▸ EXTRACT TO READ

══════

Samuel Palmer Brooks (December 4, 1863 - May 14, 1931) was the President of Baylor University from 1902 to 1931.

==Biography==
Samuel Palmer Brooks was born in Milledgeville, Georgia on December 4, 1863. He graduated with a B.A. from Baylor University in 1893, and from Yale University in 1894.

He married Mattie Sims in 1895, and they had two children.

At Baylor, he roomed with later Governor of Texas Pat Morris Neff. He taught History at Baylor, then received an M.A. from Yale in 1902. From 1902 to 1931, he served as President of Baylor University, and was responsible for the restarting of the Baylor Law School, formation of the Baylor College of Dentistry, the Baylor College of Medicine, and the Texas Baptist Sanitarium which later became Baylor University Medical Center in Dallas, Texas. Enrollment nearly quadrupled during his presidency, from 783 students in 1902 to 3,039 in 1930.

══════

▸ TASK SET
1. List every institution that the biography of Samuel Palmer Brooks says he was responsible for restarting or forming as Baylor's president.
2. Retype the part of the Samuel Palmer Brooks biography between "At Baylor, he" and "3,039 in 1930.", inclusive.

▸ ENTRIES PROVIDED
══════

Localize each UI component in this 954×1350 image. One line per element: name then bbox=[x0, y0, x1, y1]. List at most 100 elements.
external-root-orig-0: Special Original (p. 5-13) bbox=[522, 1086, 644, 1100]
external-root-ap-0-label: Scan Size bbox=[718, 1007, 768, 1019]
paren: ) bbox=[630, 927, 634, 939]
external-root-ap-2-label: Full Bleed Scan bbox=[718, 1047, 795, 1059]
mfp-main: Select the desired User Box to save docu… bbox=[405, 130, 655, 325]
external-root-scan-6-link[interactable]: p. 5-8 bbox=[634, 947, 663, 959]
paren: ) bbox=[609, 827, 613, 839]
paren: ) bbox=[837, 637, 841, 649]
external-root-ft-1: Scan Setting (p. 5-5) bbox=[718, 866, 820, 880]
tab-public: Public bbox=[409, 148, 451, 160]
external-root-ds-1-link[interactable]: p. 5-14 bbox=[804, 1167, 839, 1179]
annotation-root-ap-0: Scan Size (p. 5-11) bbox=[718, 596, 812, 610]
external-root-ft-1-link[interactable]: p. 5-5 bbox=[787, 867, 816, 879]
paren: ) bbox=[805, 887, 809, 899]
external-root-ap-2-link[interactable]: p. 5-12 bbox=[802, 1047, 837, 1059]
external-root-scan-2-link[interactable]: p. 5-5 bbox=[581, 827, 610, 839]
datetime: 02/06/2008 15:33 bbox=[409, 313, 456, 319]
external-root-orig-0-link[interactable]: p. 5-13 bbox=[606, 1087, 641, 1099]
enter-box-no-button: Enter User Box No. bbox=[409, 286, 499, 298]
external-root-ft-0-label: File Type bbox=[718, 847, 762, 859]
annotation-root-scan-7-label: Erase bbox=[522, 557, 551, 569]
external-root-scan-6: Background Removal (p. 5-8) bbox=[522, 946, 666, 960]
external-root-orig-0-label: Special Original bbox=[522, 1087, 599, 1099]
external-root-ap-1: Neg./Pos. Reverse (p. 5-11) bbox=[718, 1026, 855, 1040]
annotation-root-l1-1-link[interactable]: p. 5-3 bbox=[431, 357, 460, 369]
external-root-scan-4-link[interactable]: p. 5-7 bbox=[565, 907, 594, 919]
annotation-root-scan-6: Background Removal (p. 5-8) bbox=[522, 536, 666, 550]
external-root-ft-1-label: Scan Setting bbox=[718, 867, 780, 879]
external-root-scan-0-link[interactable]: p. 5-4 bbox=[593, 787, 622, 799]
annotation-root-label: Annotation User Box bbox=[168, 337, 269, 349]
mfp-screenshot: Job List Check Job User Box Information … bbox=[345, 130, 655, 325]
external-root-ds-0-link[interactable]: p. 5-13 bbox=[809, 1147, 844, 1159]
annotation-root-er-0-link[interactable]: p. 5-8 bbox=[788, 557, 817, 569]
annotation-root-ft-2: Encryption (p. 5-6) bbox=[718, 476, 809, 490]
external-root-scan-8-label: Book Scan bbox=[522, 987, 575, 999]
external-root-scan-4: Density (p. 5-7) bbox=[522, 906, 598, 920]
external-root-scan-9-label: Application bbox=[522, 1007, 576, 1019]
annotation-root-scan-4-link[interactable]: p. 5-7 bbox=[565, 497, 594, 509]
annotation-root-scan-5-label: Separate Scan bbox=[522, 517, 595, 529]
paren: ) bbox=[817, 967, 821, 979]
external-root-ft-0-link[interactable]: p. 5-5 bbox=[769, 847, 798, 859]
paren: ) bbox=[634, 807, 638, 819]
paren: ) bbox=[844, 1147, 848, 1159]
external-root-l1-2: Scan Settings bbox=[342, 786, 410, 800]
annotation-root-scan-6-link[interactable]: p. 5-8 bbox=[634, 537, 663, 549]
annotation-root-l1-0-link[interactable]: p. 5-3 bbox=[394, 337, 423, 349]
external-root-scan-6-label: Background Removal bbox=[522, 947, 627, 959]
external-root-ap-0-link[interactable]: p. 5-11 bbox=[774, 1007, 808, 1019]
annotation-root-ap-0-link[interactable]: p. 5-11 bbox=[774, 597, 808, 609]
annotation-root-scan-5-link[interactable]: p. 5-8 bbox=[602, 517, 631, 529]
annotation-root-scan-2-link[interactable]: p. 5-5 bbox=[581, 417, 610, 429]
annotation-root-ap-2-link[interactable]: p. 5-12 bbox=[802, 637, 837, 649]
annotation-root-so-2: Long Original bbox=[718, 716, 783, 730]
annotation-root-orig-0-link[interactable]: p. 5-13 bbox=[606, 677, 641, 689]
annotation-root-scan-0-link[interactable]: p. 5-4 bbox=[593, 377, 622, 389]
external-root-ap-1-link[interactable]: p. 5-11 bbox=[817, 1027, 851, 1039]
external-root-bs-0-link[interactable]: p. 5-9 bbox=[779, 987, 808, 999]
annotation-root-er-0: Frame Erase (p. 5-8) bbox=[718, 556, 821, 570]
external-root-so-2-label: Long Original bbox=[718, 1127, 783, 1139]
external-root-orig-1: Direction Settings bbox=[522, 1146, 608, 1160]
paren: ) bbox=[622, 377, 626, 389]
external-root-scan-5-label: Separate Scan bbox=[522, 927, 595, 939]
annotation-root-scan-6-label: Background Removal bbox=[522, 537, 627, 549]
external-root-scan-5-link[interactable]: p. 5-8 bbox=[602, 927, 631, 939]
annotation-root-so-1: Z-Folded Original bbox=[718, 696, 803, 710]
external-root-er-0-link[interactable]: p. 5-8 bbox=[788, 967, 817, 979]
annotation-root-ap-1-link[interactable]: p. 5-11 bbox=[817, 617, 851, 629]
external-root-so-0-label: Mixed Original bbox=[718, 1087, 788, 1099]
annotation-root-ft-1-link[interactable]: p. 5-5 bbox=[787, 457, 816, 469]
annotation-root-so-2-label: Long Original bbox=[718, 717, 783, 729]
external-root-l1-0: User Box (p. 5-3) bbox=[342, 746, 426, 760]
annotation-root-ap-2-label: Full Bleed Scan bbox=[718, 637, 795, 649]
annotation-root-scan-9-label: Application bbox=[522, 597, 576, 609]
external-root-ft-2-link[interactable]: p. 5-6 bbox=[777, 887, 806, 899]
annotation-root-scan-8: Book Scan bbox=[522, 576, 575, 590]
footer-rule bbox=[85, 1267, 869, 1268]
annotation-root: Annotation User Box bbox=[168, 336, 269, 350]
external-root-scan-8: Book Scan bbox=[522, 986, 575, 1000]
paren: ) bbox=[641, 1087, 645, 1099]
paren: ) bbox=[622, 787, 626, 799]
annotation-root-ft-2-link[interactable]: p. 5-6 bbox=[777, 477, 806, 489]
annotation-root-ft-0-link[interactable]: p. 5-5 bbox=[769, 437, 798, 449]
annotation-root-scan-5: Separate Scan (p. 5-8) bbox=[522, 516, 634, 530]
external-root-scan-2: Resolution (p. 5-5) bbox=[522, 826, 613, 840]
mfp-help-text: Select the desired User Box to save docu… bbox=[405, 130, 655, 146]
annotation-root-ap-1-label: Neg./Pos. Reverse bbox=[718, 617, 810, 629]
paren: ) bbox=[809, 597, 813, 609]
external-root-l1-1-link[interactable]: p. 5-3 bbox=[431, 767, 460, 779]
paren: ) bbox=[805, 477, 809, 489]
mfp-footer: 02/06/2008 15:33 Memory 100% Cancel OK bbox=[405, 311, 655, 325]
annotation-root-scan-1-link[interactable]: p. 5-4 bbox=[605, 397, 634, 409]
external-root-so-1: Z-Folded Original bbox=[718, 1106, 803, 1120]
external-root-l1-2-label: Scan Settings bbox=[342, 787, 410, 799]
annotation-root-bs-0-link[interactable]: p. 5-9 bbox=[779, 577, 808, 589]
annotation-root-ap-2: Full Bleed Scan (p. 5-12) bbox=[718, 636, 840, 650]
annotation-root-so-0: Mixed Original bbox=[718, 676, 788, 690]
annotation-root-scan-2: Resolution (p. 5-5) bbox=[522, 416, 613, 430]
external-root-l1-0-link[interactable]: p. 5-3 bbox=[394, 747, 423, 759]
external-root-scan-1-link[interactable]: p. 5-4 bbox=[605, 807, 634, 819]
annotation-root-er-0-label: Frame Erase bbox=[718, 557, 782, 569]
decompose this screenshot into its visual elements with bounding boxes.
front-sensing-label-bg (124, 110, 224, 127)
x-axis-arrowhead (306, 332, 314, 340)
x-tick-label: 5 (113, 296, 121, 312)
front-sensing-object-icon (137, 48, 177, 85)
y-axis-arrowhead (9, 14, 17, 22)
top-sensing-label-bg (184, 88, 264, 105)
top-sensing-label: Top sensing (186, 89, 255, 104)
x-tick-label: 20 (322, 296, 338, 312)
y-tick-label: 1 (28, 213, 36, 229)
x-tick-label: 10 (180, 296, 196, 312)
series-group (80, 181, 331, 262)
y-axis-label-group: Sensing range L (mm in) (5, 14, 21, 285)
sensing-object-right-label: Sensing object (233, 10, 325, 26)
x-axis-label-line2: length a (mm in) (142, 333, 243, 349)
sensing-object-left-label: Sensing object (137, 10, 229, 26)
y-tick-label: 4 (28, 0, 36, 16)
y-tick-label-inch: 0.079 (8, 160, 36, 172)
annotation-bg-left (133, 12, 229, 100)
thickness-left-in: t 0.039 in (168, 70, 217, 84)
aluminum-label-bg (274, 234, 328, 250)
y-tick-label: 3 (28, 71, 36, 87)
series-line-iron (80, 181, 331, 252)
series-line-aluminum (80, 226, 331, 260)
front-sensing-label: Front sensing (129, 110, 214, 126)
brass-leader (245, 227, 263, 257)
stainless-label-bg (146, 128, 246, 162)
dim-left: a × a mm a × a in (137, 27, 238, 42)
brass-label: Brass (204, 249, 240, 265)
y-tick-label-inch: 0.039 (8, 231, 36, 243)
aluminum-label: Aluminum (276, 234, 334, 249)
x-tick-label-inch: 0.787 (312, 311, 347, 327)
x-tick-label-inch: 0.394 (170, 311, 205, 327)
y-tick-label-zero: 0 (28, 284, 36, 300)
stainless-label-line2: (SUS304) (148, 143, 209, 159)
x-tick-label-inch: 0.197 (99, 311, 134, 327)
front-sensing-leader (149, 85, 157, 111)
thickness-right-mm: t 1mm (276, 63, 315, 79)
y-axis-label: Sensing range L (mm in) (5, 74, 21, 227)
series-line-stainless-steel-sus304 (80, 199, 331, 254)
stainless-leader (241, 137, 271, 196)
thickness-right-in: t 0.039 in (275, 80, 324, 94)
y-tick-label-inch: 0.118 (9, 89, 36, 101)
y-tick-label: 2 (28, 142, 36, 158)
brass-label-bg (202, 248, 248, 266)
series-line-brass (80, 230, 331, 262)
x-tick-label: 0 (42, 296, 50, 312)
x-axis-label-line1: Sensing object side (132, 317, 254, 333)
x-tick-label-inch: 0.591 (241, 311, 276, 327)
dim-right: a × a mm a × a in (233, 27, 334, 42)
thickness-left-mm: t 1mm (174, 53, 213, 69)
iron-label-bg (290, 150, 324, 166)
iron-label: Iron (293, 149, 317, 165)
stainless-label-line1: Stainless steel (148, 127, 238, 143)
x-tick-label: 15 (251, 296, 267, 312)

══════

▸ OUTPUTS FOR THE TASKS
1.
Baylor Law School
Baylor College of Dentistry
Baylor College of Medicine
Texas Baptist Sanitarium

2.
At Baylor, he roomed with later Governor of Texas Pat Morris Neff. He taught History at Baylor, then received an M.A. from Yale in 1902. From 1902 to 1931, he served as President of Baylor University, and was responsible for the restarting of the Baylor Law School, formation of the Baylor College of Dentistry, the Baylor College of Medicine, and the Texas Baptist Sanitarium which later became Baylor University Medical Center in Dallas, Texas. Enrollment nearly quadrupled during his presidency, from 783 students in 1902 to 3,039 in 1930.